== Work to do ==
Copy out the material below word for word, starting from its first line and stopping after the line that contains "515, 490, 525]".

== Recorded data ==

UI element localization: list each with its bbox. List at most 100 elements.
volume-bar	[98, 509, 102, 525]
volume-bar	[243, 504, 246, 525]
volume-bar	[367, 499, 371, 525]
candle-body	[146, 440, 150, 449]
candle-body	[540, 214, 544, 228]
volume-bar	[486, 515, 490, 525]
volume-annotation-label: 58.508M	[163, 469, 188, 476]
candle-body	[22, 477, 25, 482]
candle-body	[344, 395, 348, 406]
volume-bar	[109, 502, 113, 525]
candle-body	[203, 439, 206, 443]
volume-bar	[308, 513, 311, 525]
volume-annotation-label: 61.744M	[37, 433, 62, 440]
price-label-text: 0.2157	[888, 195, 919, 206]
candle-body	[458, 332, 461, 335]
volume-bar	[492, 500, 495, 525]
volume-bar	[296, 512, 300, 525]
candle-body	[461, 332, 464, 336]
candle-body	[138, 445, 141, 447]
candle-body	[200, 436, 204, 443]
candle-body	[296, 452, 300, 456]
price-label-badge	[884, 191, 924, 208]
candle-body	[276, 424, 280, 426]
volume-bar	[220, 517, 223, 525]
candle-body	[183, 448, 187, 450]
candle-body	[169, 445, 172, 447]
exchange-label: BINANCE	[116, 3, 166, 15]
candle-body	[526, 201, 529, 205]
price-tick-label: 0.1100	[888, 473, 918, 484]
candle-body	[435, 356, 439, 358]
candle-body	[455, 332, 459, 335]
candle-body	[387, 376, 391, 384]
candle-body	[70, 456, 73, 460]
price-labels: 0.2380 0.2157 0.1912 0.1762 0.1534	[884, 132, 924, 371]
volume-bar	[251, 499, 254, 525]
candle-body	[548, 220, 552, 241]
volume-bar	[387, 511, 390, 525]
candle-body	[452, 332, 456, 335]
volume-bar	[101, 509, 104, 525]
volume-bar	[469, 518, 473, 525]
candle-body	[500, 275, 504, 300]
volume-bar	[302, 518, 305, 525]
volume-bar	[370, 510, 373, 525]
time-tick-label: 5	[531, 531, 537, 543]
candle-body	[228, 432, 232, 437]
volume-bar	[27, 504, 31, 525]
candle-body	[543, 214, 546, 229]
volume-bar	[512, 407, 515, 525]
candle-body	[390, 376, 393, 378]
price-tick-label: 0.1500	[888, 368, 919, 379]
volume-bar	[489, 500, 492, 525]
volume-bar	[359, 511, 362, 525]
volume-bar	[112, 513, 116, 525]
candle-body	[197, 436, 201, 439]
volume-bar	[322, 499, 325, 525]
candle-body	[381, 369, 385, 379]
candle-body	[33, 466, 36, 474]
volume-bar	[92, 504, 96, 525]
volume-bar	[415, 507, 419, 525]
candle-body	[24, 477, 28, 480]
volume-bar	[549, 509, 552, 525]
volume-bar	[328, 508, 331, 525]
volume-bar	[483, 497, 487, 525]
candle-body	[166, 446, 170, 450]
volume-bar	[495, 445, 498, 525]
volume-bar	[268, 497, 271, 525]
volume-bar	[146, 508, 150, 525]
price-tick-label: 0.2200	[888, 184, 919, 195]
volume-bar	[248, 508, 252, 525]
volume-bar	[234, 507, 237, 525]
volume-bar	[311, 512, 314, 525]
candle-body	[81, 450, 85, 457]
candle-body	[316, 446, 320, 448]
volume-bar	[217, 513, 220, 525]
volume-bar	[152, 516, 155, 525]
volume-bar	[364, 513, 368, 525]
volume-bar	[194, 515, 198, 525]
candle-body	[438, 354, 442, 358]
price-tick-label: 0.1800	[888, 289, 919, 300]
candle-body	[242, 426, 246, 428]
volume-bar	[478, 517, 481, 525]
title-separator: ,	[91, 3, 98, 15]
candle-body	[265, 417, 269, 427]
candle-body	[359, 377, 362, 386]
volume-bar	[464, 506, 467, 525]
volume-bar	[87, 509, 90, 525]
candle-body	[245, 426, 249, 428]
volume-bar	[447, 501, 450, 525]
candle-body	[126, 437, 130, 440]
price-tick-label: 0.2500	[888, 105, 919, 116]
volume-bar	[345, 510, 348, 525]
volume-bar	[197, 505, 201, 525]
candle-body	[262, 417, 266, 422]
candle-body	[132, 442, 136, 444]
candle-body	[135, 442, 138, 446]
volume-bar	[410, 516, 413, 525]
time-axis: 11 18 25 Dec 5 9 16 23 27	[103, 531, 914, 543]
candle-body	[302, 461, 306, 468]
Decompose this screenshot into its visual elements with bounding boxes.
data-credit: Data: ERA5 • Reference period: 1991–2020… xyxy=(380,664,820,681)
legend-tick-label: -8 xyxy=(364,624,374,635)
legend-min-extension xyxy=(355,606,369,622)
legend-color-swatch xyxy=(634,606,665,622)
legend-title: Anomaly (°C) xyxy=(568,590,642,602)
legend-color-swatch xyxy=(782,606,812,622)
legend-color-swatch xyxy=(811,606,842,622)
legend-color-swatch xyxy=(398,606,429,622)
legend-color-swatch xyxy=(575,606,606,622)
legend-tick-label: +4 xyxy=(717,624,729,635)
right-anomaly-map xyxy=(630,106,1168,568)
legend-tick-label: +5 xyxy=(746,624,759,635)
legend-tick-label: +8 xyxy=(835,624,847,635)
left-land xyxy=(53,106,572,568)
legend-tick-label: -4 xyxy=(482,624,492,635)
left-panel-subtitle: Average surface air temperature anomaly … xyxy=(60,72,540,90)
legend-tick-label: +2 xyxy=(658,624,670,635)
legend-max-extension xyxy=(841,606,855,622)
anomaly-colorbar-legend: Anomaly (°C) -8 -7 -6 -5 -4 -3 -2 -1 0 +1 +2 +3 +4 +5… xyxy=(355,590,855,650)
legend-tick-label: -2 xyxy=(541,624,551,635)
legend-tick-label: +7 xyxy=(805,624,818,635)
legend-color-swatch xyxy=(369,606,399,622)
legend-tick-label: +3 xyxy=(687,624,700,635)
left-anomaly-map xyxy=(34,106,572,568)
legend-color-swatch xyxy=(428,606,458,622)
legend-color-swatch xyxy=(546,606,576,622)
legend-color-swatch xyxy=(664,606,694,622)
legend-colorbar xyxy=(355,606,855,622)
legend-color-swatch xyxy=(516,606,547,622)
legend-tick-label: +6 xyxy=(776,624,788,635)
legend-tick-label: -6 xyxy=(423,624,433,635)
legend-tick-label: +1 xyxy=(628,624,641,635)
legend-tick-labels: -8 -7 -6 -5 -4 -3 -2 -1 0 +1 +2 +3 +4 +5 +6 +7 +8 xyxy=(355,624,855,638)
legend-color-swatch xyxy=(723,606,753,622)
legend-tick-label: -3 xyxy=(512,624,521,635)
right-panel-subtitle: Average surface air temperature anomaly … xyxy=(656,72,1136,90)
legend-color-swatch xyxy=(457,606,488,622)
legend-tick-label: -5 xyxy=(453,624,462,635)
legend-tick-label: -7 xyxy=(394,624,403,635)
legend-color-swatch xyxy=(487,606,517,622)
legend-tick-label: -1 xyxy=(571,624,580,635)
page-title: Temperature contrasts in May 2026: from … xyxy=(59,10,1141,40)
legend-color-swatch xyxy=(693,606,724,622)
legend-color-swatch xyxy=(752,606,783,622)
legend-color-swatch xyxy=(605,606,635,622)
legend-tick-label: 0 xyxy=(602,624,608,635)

== Result ==
UI element localization: list each with its bbox. List at most 100 elements.
volume-bar	[98, 509, 102, 525]
volume-bar	[243, 504, 246, 525]
volume-bar	[367, 499, 371, 525]
candle-body	[146, 440, 150, 449]
candle-body	[540, 214, 544, 228]
volume-bar	[486, 515, 490, 525]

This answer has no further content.